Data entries
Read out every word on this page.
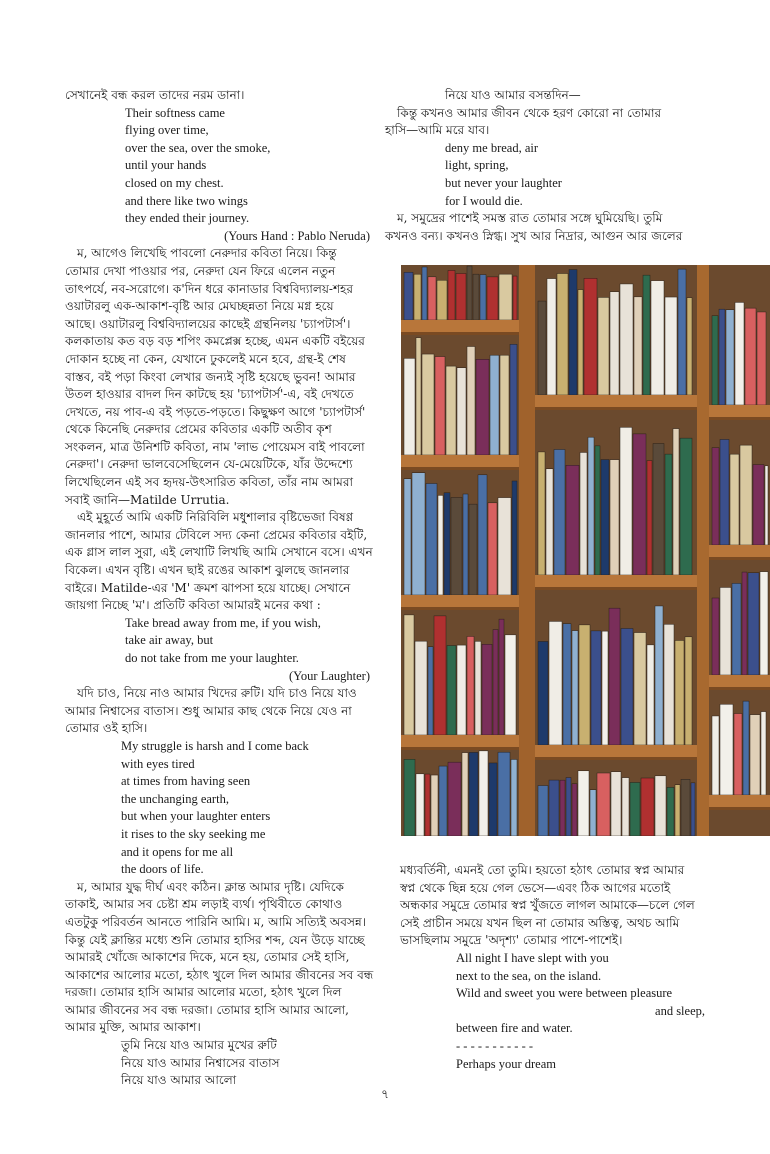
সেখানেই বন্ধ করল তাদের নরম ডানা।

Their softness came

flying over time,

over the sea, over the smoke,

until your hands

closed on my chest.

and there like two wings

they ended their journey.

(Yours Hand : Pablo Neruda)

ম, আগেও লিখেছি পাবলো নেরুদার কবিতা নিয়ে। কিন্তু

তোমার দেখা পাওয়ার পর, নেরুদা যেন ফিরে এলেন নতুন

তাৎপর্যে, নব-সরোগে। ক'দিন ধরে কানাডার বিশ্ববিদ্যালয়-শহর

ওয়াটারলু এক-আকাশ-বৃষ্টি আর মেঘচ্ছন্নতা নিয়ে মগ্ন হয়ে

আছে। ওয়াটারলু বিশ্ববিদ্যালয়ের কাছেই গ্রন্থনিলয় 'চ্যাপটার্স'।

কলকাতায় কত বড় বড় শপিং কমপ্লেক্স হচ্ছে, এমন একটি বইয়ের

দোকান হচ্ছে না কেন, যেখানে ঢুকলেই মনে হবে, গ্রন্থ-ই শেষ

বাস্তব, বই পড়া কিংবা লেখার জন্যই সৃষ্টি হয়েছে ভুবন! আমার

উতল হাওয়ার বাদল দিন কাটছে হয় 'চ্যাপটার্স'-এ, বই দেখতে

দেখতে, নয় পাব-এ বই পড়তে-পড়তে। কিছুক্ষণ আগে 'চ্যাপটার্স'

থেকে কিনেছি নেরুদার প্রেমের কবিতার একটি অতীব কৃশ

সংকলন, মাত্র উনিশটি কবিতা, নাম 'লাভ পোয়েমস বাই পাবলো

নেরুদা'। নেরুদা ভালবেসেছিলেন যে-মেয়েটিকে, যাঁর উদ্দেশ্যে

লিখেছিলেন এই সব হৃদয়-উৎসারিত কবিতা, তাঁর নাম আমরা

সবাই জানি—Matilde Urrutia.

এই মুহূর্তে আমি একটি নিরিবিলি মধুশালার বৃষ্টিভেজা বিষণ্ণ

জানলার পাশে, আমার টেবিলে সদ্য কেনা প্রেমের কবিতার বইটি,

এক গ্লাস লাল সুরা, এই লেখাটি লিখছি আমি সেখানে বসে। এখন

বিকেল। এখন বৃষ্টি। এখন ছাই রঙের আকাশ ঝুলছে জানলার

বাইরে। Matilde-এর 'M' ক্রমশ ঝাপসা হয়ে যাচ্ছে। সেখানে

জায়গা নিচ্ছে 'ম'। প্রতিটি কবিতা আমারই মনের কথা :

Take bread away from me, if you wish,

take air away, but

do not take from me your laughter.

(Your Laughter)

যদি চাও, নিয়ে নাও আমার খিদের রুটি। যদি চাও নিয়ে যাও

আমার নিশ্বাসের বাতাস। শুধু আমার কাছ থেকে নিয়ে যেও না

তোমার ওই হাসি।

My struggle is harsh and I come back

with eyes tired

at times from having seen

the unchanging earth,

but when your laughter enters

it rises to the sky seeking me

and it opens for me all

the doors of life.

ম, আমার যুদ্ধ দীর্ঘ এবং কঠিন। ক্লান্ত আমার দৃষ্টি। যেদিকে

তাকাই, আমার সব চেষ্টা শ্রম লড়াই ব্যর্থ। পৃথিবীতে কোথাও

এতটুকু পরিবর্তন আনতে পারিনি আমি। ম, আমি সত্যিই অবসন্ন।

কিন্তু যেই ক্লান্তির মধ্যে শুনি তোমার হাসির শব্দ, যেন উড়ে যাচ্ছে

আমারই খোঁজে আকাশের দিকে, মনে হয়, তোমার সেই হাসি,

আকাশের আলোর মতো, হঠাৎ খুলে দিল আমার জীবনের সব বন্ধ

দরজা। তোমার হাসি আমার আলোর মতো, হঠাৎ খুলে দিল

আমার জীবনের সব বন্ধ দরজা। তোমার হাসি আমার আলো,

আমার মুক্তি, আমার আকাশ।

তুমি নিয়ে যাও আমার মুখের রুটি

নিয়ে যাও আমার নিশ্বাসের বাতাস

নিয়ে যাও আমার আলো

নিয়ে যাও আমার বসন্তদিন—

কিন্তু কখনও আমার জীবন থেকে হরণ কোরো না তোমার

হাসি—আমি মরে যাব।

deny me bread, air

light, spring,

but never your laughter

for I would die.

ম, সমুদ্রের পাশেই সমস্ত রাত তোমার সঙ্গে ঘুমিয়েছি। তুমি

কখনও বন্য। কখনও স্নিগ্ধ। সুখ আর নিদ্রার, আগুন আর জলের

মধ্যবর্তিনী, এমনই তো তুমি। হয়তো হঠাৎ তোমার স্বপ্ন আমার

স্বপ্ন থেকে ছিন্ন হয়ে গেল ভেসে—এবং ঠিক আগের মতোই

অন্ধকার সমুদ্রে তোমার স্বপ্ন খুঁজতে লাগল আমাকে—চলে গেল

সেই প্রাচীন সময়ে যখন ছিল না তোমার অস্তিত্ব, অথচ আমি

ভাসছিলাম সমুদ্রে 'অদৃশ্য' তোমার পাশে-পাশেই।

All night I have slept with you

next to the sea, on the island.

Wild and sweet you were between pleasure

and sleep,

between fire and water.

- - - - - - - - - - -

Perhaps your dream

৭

| To do |
Omit every picture while copying the listing above exactly.

| The completed task |
Read out every word on this page.
সেখানেই বন্ধ করল তাদের নরম ডানা।

Their softness came

flying over time,

over the sea, over the smoke,

until your hands

closed on my chest.

and there like two wings

they ended their journey.

(Yours Hand : Pablo Neruda)

ম, আগেও লিখেছি পাবলো নেরুদার কবিতা নিয়ে। কিন্তু

তোমার দেখা পাওয়ার পর, নেরুদা যেন ফিরে এলেন নতুন

তাৎপর্যে, নব-সরোগে। ক'দিন ধরে কানাডার বিশ্ববিদ্যালয়-শহর

ওয়াটারলু এক-আকাশ-বৃষ্টি আর মেঘচ্ছন্নতা নিয়ে মগ্ন হয়ে

আছে। ওয়াটারলু বিশ্ববিদ্যালয়ের কাছেই গ্রন্থনিলয় 'চ্যাপটার্স'।

কলকাতায় কত বড় বড় শপিং কমপ্লেক্স হচ্ছে, এমন একটি বইয়ের

দোকান হচ্ছে না কেন, যেখানে ঢুকলেই মনে হবে, গ্রন্থ-ই শেষ

বাস্তব, বই পড়া কিংবা লেখার জন্যই সৃষ্টি হয়েছে ভুবন! আমার

উতল হাওয়ার বাদল দিন কাটছে হয় 'চ্যাপটার্স'-এ, বই দেখতে

দেখতে, নয় পাব-এ বই পড়তে-পড়তে। কিছুক্ষণ আগে 'চ্যাপটার্স'

থেকে কিনেছি নেরুদার প্রেমের কবিতার একটি অতীব কৃশ

সংকলন, মাত্র উনিশটি কবিতা, নাম 'লাভ পোয়েমস বাই পাবলো

নেরুদা'। নেরুদা ভালবেসেছিলেন যে-মেয়েটিকে, যাঁর উদ্দেশ্যে

লিখেছিলেন এই সব হৃদয়-উৎসারিত কবিতা, তাঁর নাম আমরা

সবাই জানি—Matilde Urrutia.

এই মুহূর্তে আমি একটি নিরিবিলি মধুশালার বৃষ্টিভেজা বিষণ্ণ

জানলার পাশে, আমার টেবিলে সদ্য কেনা প্রেমের কবিতার বইটি,

এক গ্লাস লাল সুরা, এই লেখাটি লিখছি আমি সেখানে বসে। এখন

বিকেল। এখন বৃষ্টি। এখন ছাই রঙের আকাশ ঝুলছে জানলার

বাইরে। Matilde-এর 'M' ক্রমশ ঝাপসা হয়ে যাচ্ছে। সেখানে

জায়গা নিচ্ছে 'ম'। প্রতিটি কবিতা আমারই মনের কথা :

Take bread away from me, if you wish,

take air away, but

do not take from me your laughter.

(Your Laughter)

যদি চাও, নিয়ে নাও আমার খিদের রুটি। যদি চাও নিয়ে যাও

আমার নিশ্বাসের বাতাস। শুধু আমার কাছ থেকে নিয়ে যেও না

তোমার ওই হাসি।

My struggle is harsh and I come back

with eyes tired

at times from having seen

the unchanging earth,

but when your laughter enters

it rises to the sky seeking me

and it opens for me all

the doors of life.

ম, আমার যুদ্ধ দীর্ঘ এবং কঠিন। ক্লান্ত আমার দৃষ্টি। যেদিকে

তাকাই, আমার সব চেষ্টা শ্রম লড়াই ব্যর্থ। পৃথিবীতে কোথাও

এতটুকু পরিবর্তন আনতে পারিনি আমি। ম, আমি সত্যিই অবসন্ন।

কিন্তু যেই ক্লান্তির মধ্যে শুনি তোমার হাসির শব্দ, যেন উড়ে যাচ্ছে

আমারই খোঁজে আকাশের দিকে, মনে হয়, তোমার সেই হাসি,

আকাশের আলোর মতো, হঠাৎ খুলে দিল আমার জীবনের সব বন্ধ

দরজা। তোমার হাসি আমার আলোর মতো, হঠাৎ খুলে দিল

আমার জীবনের সব বন্ধ দরজা। তোমার হাসি আমার আলো,

আমার মুক্তি, আমার আকাশ।

তুমি নিয়ে যাও আমার মুখের রুটি

নিয়ে যাও আমার নিশ্বাসের বাতাস

নিয়ে যাও আমার আলো

নিয়ে যাও আমার বসন্তদিন—

কিন্তু কখনও আমার জীবন থেকে হরণ কোরো না তোমার

হাসি—আমি মরে যাব।

deny me bread, air

light, spring,

but never your laughter

for I would die.

ম, সমুদ্রের পাশেই সমস্ত রাত তোমার সঙ্গে ঘুমিয়েছি। তুমি

কখনও বন্য। কখনও স্নিগ্ধ। সুখ আর নিদ্রার, আগুন আর জলের

মধ্যবর্তিনী, এমনই তো তুমি। হয়তো হঠাৎ তোমার স্বপ্ন আমার

স্বপ্ন থেকে ছিন্ন হয়ে গেল ভেসে—এবং ঠিক আগের মতোই

অন্ধকার সমুদ্রে তোমার স্বপ্ন খুঁজতে লাগল আমাকে—চলে গেল

সেই প্রাচীন সময়ে যখন ছিল না তোমার অস্তিত্ব, অথচ আমি

ভাসছিলাম সমুদ্রে 'অদৃশ্য' তোমার পাশে-পাশেই।

All night I have slept with you

next to the sea, on the island.

Wild and sweet you were between pleasure

and sleep,

between fire and water.

- - - - - - - - - - -

Perhaps your dream

৭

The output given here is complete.